* _Written problem_: Rewrite the lines of the material from its start through the line containing "candle-body (1577, 472, 1582, 484)", both included, swapping "screenshot" for "chart view" and leaving everything else untouched.

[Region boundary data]

***

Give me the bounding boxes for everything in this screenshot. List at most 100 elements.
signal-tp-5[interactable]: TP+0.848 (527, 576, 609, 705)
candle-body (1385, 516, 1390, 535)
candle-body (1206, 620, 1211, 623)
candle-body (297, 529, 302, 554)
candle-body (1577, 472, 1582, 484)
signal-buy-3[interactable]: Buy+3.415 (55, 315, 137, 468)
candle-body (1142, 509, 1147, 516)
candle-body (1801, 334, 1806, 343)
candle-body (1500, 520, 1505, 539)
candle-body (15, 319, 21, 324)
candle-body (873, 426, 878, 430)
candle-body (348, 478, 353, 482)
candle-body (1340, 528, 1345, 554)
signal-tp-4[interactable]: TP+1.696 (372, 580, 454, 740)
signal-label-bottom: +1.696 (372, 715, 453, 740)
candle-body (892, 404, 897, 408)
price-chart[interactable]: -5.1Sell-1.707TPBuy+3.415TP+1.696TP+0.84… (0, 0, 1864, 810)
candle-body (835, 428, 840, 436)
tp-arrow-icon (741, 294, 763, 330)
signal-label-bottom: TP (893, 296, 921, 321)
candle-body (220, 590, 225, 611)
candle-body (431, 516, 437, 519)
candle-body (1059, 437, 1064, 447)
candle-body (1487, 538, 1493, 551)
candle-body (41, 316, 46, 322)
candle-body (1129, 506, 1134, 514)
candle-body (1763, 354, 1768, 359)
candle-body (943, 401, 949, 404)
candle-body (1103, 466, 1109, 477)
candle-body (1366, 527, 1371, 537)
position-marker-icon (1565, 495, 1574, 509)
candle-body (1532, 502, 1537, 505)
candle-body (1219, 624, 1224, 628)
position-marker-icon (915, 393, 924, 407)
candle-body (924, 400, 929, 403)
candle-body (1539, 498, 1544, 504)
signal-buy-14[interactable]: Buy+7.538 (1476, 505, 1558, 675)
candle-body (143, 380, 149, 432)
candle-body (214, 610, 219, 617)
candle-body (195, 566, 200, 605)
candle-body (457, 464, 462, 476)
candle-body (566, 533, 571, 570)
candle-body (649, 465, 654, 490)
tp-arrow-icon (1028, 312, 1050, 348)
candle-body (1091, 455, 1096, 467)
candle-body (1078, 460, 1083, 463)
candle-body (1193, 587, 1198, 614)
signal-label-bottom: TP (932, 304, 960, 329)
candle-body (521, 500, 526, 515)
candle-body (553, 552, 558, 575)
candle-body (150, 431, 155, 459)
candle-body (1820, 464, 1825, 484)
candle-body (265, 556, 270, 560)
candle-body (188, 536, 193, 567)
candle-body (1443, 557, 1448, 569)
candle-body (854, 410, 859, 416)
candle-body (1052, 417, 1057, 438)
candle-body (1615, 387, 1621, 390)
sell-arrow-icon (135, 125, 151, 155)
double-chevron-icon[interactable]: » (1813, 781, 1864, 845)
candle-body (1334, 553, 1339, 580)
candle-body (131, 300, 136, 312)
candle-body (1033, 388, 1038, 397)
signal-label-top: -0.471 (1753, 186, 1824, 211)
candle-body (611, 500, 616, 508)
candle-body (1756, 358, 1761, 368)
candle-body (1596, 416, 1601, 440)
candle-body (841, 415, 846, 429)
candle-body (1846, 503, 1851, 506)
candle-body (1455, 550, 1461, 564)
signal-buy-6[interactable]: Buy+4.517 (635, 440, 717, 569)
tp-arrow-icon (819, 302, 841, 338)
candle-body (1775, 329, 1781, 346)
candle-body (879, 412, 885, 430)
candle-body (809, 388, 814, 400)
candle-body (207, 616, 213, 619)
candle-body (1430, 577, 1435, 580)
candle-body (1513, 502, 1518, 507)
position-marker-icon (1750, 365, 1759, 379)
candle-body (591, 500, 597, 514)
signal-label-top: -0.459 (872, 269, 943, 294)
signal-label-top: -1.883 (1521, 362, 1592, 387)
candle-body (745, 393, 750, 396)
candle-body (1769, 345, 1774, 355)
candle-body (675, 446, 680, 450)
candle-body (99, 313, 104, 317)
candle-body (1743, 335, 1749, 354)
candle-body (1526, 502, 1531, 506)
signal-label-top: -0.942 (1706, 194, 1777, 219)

***

* _Exercise solution_:
Give me the bounding boxes for everything in this chart view. List at most 100 elements.
signal-tp-5[interactable]: TP+0.848 (527, 576, 609, 705)
candle-body (1385, 516, 1390, 535)
candle-body (1206, 620, 1211, 623)
candle-body (297, 529, 302, 554)
candle-body (1577, 472, 1582, 484)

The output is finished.